* [Yapmanız gereken]
Jim Yong Kim'in Dünya Bankası'ndan istifasını anlatan aşağıdaki yazıdan "Tarihsel olarak bakıldığında, 1945" ile başlayıp "politikti, meritokratik değil." ile biten kısmı hiç değiştirmeden yineleyin.

* [Belge bölümü]
————————

Portre

Dünya Bankası’ndaki istifa “Kim”in işine yarayacak?

Dünya Bankası’nın 12’nci başkanı Jim Yong Kim sürpriz bir şekilde Şubat ayında görevi bırakacağını duyurdu. Güney Kore doğumlu Amerikan vatandaşı Kim göreve geldiği 2012 yılında, Dünya Bankası iki önemli hedef belirlemişti; 2030 yılına kadar aşırı yoksulluğu sona erdirmek ve zenginliğin gelişmekte olan ülkelerde en alt tabandaki yüzde 40’lık nüfusa paylaştırılmasıydı. Bugün gelinen noktada uluslararası yardım […]

Dünya Bankası’nın 12’nci başkanı Jim Yong Kim sürpriz bir şekilde Şubat ayında görevi bırakacağını duyurdu. Güney Kore doğumlu Amerikan vatandaşı Kim göreve geldiği 2012 yılında, Dünya Bankası iki önemli hedef belirlemişti; 2030 yılına kadar aşırı yoksulluğu sona erdirmek ve zenginliğin gelişmekte olan ülkelerde en alt tabandaki yüzde 40’lık nüfusa paylaştırılmasıydı.

Bugün gelinen noktada uluslararası yardım kuruluşların hazırladığı raporlar bize küresel gelir adaletsizliğinin giderek arttığını, yaratılan küresel servetin yüzde 82’lik bölümünün en zengin yüzde 1’lik kesimin elinde olduğunu gösteriyor. Hala dünya nüfusunun en fakir kesiminin gelirinde hiçbir artış görülmüyor. (bknz. Oxfam, ‘Reward Work, Not Wealth’ report) Dünya Bankası hala belirlediği hedeflerden oldukça uzak bir noktada duruyor. Bu yönden bakıldığında Kim’in ani bir kararla istifası etmesi bankada neler olup bittiğini sorgulattı.

Dünya Bankası’na katılmadan önce, bir doktor ve antropolog olan Kim, Amerika’nın en saygın üniversitelerinden biri olan Dartmouth Koleji Başkanı olarak görev yapmış ayrıca Harvard Tıp Fakültesi’nde profesör olarak derslere girmişti. 2003’ten 2005’e kadar Dünya Sağlık Örgütü’nün HIV / AIDS departmanının direktörü olarak çalışan Kim, gelişmekte olan ülkelerde AIDS tedavisi için kullanılan ilaçlara erişimi büyük ölçüde yaygınlaştırılmasına da öncülük etti. Kim başkanlığı süresince özellikle küresel iklim değişikliği ve yeşil enerji projelerine destek vermiş ve kömür yatırımlarına yaptıkları desteği de azalttı.

‘Obama yönetimi tarafından başkanlığa aday gösterilmişti’

Tarihsel olarak bakıldığında, 1945 yılından beri Dünya Bankası başkanlığı seçim sürecinde ABD hegemonyası hakim. Bugüne dek Amerikan vatandaşı olmayan bir başkanı hiç olmadı Dünya Bankası’nın. Aslında resmi prosedüre göre, bankayı temsil eden 25 kişilik icra kurulu, herhangi bir hükümet tarafından aday gösterilen bir adayı başkan olarak seçme hakkına sahip. Ancak bu prosedür bankanın 75 yıllık tarihinde hiçbir zaman uygulanamadı; başkanlık seçimi her zaman politikti, meritokratik değil.

————————

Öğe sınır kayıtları
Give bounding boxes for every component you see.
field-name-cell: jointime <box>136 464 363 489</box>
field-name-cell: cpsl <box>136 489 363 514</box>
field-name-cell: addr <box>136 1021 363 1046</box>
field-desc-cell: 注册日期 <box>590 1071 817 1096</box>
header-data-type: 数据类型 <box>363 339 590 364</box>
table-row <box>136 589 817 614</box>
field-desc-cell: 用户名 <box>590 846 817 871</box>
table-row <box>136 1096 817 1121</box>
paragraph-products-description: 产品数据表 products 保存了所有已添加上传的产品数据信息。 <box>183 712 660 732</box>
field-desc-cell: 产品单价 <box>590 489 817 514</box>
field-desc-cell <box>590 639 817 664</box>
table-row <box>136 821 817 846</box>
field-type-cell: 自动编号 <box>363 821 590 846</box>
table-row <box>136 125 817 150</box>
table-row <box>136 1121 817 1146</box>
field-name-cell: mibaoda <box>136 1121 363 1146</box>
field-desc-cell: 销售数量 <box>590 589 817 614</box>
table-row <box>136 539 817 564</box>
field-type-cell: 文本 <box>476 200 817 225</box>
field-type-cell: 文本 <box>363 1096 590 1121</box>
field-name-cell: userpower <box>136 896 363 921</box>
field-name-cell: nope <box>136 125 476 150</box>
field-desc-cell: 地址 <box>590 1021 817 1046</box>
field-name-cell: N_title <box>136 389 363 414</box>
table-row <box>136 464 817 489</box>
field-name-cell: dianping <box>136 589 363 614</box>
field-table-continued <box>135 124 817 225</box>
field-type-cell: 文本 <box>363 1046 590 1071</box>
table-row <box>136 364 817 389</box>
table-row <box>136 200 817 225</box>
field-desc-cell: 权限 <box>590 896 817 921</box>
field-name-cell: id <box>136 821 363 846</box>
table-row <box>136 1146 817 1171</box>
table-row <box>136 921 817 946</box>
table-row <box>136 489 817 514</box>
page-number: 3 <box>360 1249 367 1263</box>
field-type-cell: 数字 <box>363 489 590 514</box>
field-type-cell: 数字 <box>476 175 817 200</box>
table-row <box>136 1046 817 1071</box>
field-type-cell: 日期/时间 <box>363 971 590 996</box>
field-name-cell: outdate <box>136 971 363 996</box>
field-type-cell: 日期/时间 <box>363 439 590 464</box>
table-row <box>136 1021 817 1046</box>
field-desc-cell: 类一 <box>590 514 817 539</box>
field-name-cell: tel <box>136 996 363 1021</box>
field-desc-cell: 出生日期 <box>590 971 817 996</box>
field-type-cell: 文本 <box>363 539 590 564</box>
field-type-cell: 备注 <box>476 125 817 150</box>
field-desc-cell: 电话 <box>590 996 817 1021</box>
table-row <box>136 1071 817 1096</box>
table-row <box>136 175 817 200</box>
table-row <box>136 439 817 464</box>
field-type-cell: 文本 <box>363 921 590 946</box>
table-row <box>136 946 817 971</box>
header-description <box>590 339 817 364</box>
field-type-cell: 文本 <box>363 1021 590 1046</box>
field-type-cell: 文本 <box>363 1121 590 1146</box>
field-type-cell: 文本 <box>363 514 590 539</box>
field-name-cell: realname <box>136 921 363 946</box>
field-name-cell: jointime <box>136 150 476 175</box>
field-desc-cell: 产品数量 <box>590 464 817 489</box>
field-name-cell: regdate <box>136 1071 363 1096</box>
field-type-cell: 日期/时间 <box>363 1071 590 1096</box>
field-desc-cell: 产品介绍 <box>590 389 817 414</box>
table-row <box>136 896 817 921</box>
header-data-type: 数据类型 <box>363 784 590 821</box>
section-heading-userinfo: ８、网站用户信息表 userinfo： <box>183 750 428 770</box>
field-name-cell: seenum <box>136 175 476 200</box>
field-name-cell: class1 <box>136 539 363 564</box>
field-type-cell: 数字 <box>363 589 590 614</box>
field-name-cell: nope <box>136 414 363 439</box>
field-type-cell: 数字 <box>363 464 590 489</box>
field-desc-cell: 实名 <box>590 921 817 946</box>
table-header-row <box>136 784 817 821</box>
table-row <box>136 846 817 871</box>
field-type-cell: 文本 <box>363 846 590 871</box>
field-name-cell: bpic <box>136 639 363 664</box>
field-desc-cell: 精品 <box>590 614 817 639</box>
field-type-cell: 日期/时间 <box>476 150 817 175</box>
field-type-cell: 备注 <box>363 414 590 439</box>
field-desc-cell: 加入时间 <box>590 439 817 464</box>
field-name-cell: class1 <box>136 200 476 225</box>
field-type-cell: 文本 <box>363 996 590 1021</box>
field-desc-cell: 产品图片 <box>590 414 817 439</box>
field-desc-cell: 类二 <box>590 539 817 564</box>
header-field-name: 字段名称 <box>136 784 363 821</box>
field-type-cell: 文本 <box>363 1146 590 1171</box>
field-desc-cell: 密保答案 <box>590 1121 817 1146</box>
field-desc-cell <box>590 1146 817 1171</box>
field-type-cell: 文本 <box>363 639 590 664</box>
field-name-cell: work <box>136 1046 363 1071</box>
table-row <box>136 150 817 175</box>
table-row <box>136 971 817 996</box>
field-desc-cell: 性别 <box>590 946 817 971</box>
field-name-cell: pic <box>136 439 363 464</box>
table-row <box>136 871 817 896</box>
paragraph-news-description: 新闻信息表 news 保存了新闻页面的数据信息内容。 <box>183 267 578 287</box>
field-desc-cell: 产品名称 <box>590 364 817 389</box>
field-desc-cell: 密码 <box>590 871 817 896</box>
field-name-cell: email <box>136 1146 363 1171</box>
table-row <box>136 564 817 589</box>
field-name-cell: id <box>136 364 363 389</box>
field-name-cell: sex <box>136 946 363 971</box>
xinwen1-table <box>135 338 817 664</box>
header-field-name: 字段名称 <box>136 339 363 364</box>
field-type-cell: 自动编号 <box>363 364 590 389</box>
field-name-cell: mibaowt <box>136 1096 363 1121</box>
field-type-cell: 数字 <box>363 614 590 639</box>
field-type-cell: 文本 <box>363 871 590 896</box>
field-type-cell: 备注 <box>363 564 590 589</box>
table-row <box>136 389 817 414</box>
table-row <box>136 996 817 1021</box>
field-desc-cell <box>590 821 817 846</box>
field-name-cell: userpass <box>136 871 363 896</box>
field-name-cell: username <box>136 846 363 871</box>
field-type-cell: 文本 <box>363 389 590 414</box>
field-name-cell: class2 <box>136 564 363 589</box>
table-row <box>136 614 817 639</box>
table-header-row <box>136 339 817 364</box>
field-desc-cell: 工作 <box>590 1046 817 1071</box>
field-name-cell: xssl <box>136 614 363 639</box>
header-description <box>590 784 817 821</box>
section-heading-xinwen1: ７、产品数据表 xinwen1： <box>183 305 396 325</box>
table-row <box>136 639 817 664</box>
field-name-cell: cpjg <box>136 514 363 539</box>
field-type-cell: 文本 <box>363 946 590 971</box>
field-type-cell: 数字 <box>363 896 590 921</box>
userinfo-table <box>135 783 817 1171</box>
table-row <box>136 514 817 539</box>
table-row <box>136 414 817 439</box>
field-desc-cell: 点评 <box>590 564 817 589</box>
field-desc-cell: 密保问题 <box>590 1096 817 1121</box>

————————

* [Tamamlanmış yanıt]
Tarihsel olarak bakıldığında, 1945 yılından beri Dünya Bankası başkanlığı seçim sürecinde ABD hegemonyası hakim. Bugüne dek Amerikan vatandaşı olmayan bir başkanı hiç olmadı Dünya Bankası’nın. Aslında resmi prosedüre göre, bankayı temsil eden 25 kişilik icra kurulu, herhangi bir hükümet tarafından aday gösterilen bir adayı başkan olarak seçme hakkına sahip. Ancak bu prosedür bankanın 75 yıllık tarihinde hiçbir zaman uygulanamadı; başkanlık seçimi her zaman politikti, meritokratik değil.